Task objective:
Extend the KfW International Finance Inc. by-laws past Section 1.2, drafting the next section in the same style.

Text to read:
● ● ●

Exhibit 3.4
BY-LAWS OF KfW INTERNATIONAL FINANCE INC.
Effective May 2, 1997
PREAMBLE
Kreditanstalt für Wiederaufbau, Frankfurt am Main, Federal Republic of Germany, is the sole stockholder of the Corporation.
Article I THE STOCKHOLDER
Section 1.1. Annual Meetings. An annual meeting of the sole stockholder shall be held for the election of directors of the Corporation at such date, time and place either within or without the State of Delaware as may be designated by the Board of Directors from time to time. Any other proper business may be transacted at the annual meeting. Participants at the annual meeting shall be the representatives of the sole stockholder, the members of the Board of Directors, and any guests invited by the sole stockholder.
Section 1.2. Special Meetings. Special meetings of the sole stockholder may be called at any time at the request of the sole stockholder, acting through the Secretary of the Corporation, by the Chairman of the Board of Directors, or by the Board, to be held at such date, time and place either within or without the State of Delaware as may be stated in the notice of the meeting.

● ● ●

Material:
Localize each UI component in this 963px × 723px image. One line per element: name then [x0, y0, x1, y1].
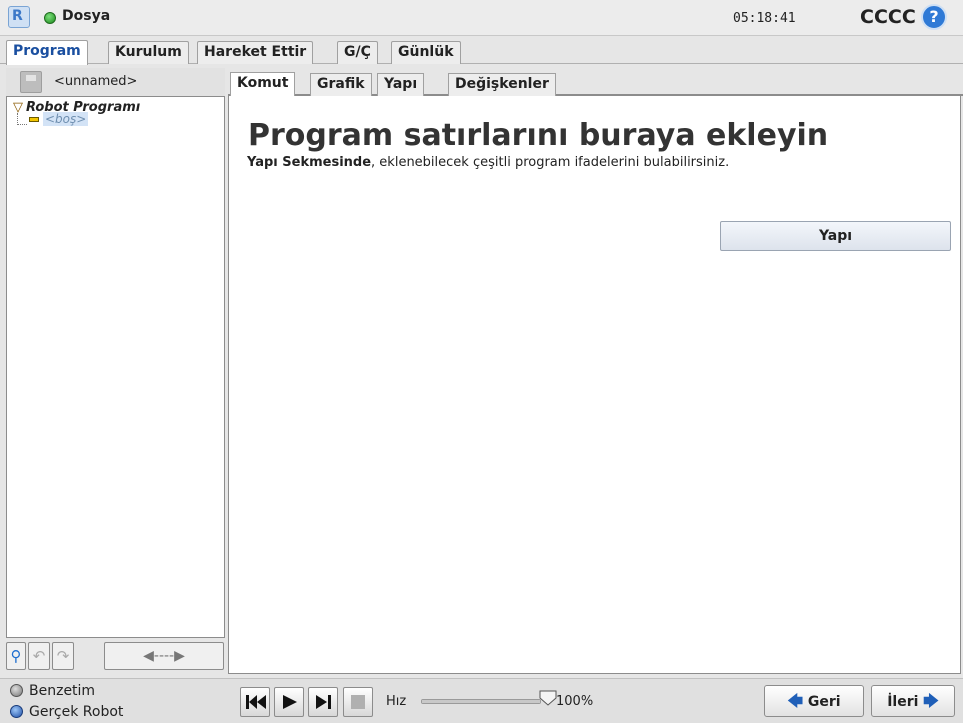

● ● ●

Answer for the task:
Section 1.3. Notice of Meetings. Whenever a meeting of the sole stockholder is called, a written notice of the meeting shall be given which shall state the place, date and hour of the meeting, and, in the case of a special meeting, the purpose or purposes for which the meeting is called. Unless otherwise provided by law, the written notice of any meeting shall be given not less than ten nor more than sixty days before the date of the meeting to the sole stockholder. If mailed, such notice shall be deemed to be given when deposited in the United States mail, postage prepaid, directed to the designated participants of the respective meeting at such address as it appears on the records of the Corporation.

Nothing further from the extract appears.